[Listings of boxed layout items]
---

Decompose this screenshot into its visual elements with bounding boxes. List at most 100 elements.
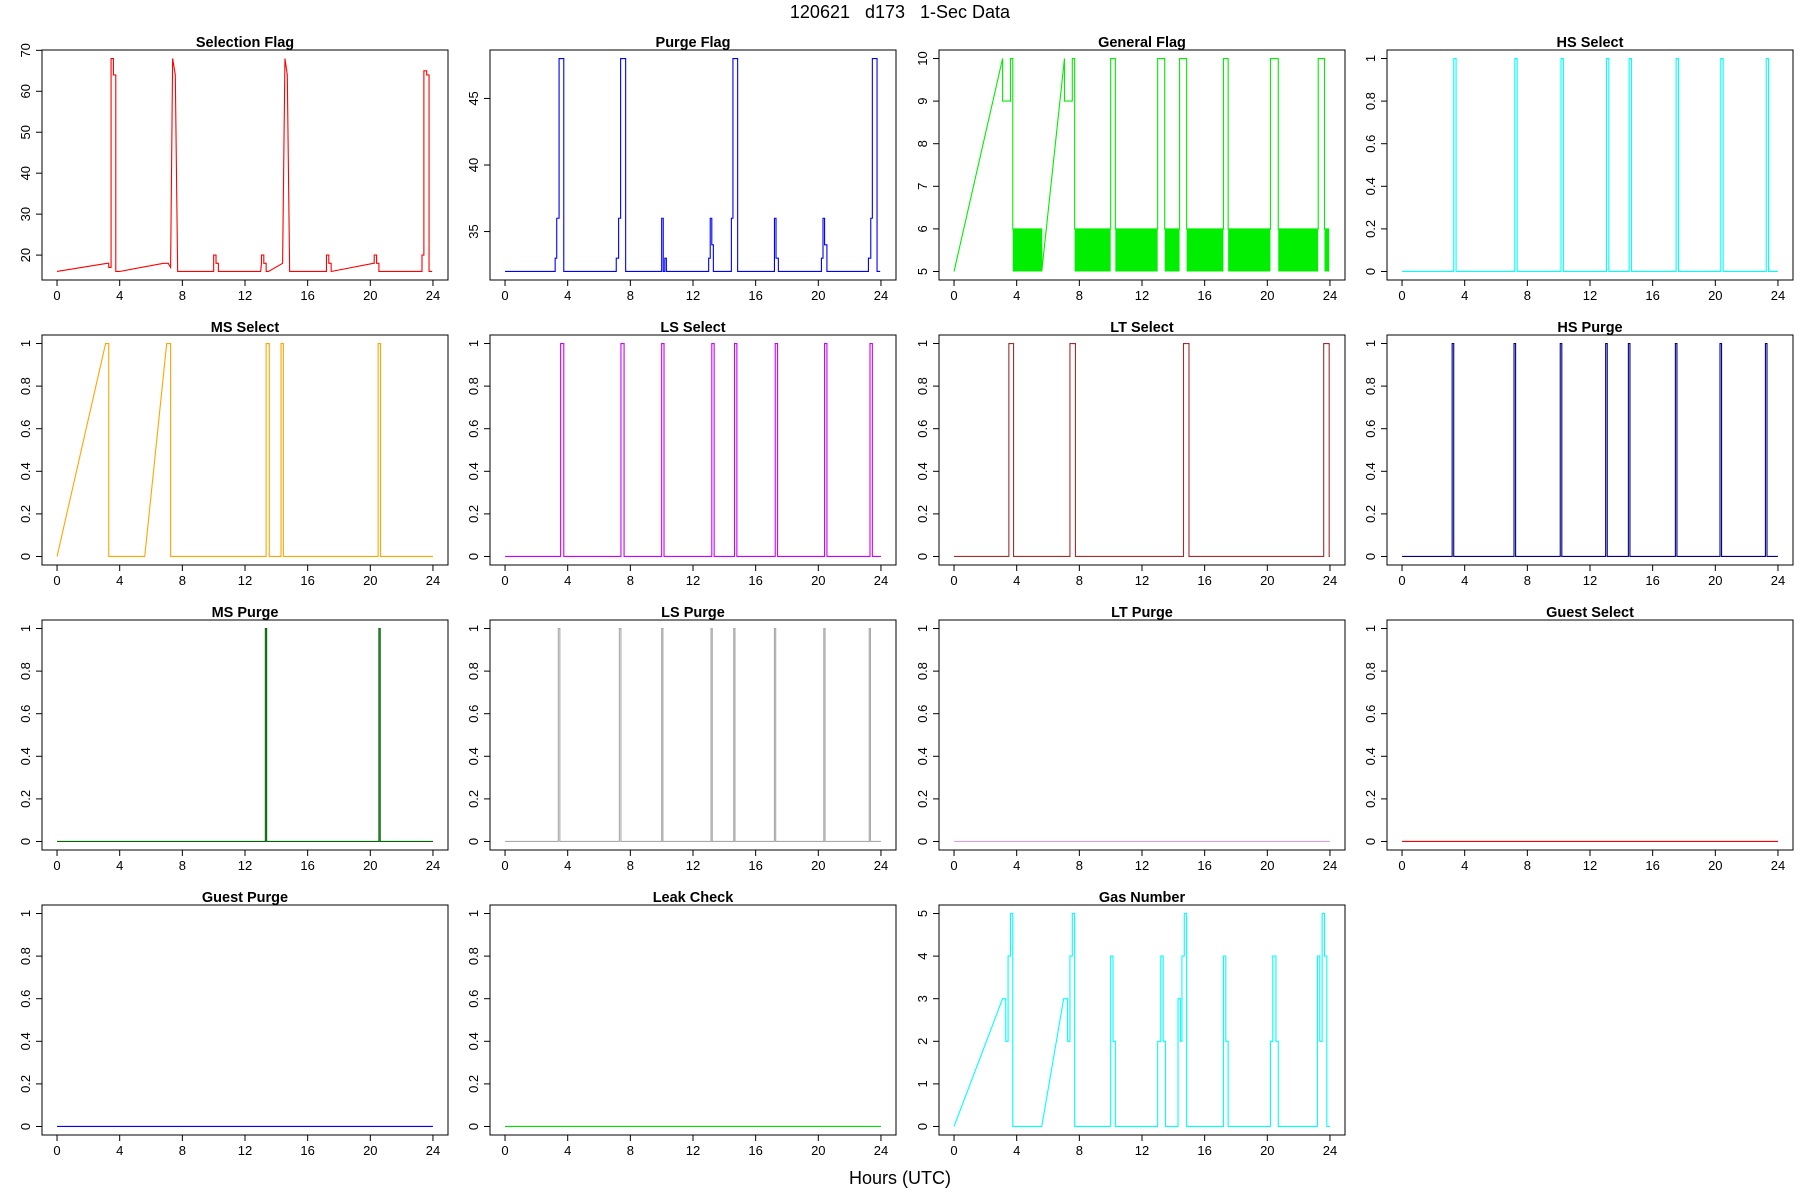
plot-frame xyxy=(1386,619,1794,851)
x-tick-label: 8 xyxy=(1076,288,1083,303)
y-tick-label: 0.8 xyxy=(1363,377,1378,395)
x-tick-label: 0 xyxy=(950,858,957,873)
panel-title: Purge Flag xyxy=(656,35,731,51)
x-tick-label: 0 xyxy=(53,573,60,588)
y-tick-label: 0.6 xyxy=(466,990,481,1008)
x-tick-label: 20 xyxy=(363,573,377,588)
x-tick-label: 24 xyxy=(1323,1143,1337,1158)
y-tick-label: 0.2 xyxy=(466,505,481,523)
series-band xyxy=(1074,228,1111,272)
x-tick-label: 4 xyxy=(564,858,571,873)
y-tick-label: 3 xyxy=(915,995,930,1002)
x-tick-label: 12 xyxy=(1135,858,1149,873)
y-tick-label: 0.4 xyxy=(18,1032,33,1050)
x-tick-label: 0 xyxy=(53,858,60,873)
panel-ls-purge: LS Purge 0 4 8 12 16 20 24 0 0.2 0.4 0.6 0.8 1 xyxy=(466,605,897,873)
y-tick-label: 0.4 xyxy=(18,462,33,480)
y-tick-label: 0 xyxy=(18,1123,33,1130)
panel-title: LT Select xyxy=(1110,320,1174,336)
x-tick-label: 24 xyxy=(874,858,888,873)
x-tick-label: 4 xyxy=(116,573,123,588)
x-tick-label: 16 xyxy=(1645,573,1659,588)
plot-frame xyxy=(938,904,1346,1136)
x-tick-label: 12 xyxy=(686,573,700,588)
panel-title: Guest Select xyxy=(1546,605,1634,621)
x-tick-label: 4 xyxy=(116,858,123,873)
y-tick-label: 0.8 xyxy=(915,377,930,395)
y-tick-label: 0.6 xyxy=(915,420,930,438)
series-line xyxy=(1402,57,1778,273)
x-tick-label: 8 xyxy=(627,573,634,588)
series-line xyxy=(954,342,1330,558)
x-tick-label: 16 xyxy=(300,1143,314,1158)
panel-title: LS Purge xyxy=(661,605,725,621)
y-tick-label: 4 xyxy=(915,952,930,959)
x-tick-label: 20 xyxy=(1708,573,1722,588)
y-tick-label: 0.4 xyxy=(466,462,481,480)
figure-title: 120621 d173 1-Sec Data xyxy=(789,2,1011,22)
panel-title: Leak Check xyxy=(653,890,735,906)
panel-title: HS Select xyxy=(1557,35,1624,51)
x-tick-label: 24 xyxy=(1771,858,1785,873)
x-tick-label: 0 xyxy=(501,858,508,873)
y-tick-label: 5 xyxy=(915,268,930,275)
panel-guest-select: Guest Select 0 4 8 12 16 20 24 0 0.2 0.4 0.6 0.8 1 xyxy=(1363,605,1794,873)
panel-hs-purge: HS Purge 0 4 8 12 16 20 24 0 0.2 0.4 0.6 0.8 1 xyxy=(1363,320,1794,588)
x-tick-label: 12 xyxy=(238,858,252,873)
y-tick-label: 0.8 xyxy=(18,947,33,965)
x-tick-label: 4 xyxy=(116,288,123,303)
x-tick-label: 12 xyxy=(238,573,252,588)
x-tick-label: 4 xyxy=(1013,288,1020,303)
y-tick-label: 40 xyxy=(18,166,33,180)
panel-title: MS Select xyxy=(211,320,280,336)
x-tick-label: 8 xyxy=(627,288,634,303)
x-tick-label: 12 xyxy=(1135,1143,1149,1158)
y-tick-label: 0.6 xyxy=(18,705,33,723)
panel-general-flag: General Flag 0 4 8 12 16 20 24 5 6 7 8 9 10 xyxy=(915,35,1346,303)
x-tick-label: 16 xyxy=(300,288,314,303)
x-tick-label: 24 xyxy=(426,858,440,873)
y-tick-label: 9 xyxy=(915,97,930,104)
x-tick-label: 20 xyxy=(811,1143,825,1158)
series-band xyxy=(1228,228,1271,272)
series-line xyxy=(953,912,1330,1128)
panel-title: HS Purge xyxy=(1557,320,1622,336)
plot-frame xyxy=(41,904,449,1136)
x-tick-label: 24 xyxy=(1323,288,1337,303)
y-tick-label: 0 xyxy=(1363,553,1378,560)
y-tick-label: 1 xyxy=(466,910,481,917)
plot-frame xyxy=(489,619,897,851)
x-tick-label: 24 xyxy=(874,288,888,303)
x-tick-label: 24 xyxy=(426,288,440,303)
x-tick-label: 16 xyxy=(1645,858,1659,873)
y-tick-label: 0.8 xyxy=(466,377,481,395)
x-tick-label: 12 xyxy=(1583,573,1597,588)
x-tick-label: 8 xyxy=(1524,573,1531,588)
y-tick-label: 0.6 xyxy=(466,705,481,723)
y-tick-label: 45 xyxy=(466,91,481,105)
x-tick-label: 12 xyxy=(238,288,252,303)
series-band xyxy=(1186,228,1224,272)
panel-hs-select: HS Select 0 4 8 12 16 20 24 0 0.2 0.4 0.6 0.8 1 xyxy=(1363,35,1794,303)
x-tick-label: 24 xyxy=(426,1143,440,1158)
y-tick-label: 1 xyxy=(18,340,33,347)
plot-frame xyxy=(1386,334,1794,566)
x-tick-label: 20 xyxy=(1708,858,1722,873)
x-tick-label: 8 xyxy=(179,573,186,588)
y-tick-label: 70 xyxy=(18,43,33,57)
x-tick-label: 8 xyxy=(179,858,186,873)
y-tick-label: 0.2 xyxy=(915,505,930,523)
x-tick-label: 4 xyxy=(1461,288,1468,303)
y-tick-label: 40 xyxy=(466,158,481,172)
x-tick-label: 12 xyxy=(686,858,700,873)
plot-frame xyxy=(41,334,449,566)
y-tick-label: 1 xyxy=(915,340,930,347)
x-tick-label: 12 xyxy=(1583,858,1597,873)
y-tick-label: 0 xyxy=(915,1123,930,1130)
x-tick-label: 12 xyxy=(686,288,700,303)
x-tick-label: 8 xyxy=(627,1143,634,1158)
x-tick-label: 24 xyxy=(1771,288,1785,303)
y-tick-label: 50 xyxy=(18,125,33,139)
y-tick-label: 0.2 xyxy=(18,505,33,523)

---

Exercise goal: Rename "y-tick-label" to "y-axis-label" in the material, starting at the line that contains "plot-frame xyxy=(1386,619,1794,851)" and ending at the line that contains "x-tick-label: 0 xyxy=(53,858,60,873)". Give back only those lines, with nothing else changed.

Result of this exercise:
plot-frame xyxy=(1386,619,1794,851)
x-tick-label: 8 xyxy=(1076,288,1083,303)
y-axis-label: 0.8 xyxy=(1363,377,1378,395)
x-tick-label: 0 xyxy=(950,858,957,873)
panel-title: Purge Flag xyxy=(656,35,731,51)
x-tick-label: 0 xyxy=(53,573,60,588)
y-axis-label: 0.6 xyxy=(466,990,481,1008)
x-tick-label: 20 xyxy=(363,573,377,588)
x-tick-label: 24 xyxy=(1323,1143,1337,1158)
y-axis-label: 0.2 xyxy=(466,505,481,523)
series-band xyxy=(1074,228,1111,272)
x-tick-label: 4 xyxy=(564,858,571,873)
y-axis-label: 3 xyxy=(915,995,930,1002)
x-tick-label: 12 xyxy=(1135,858,1149,873)
y-axis-label: 0.4 xyxy=(18,1032,33,1050)
x-tick-label: 0 xyxy=(53,858,60,873)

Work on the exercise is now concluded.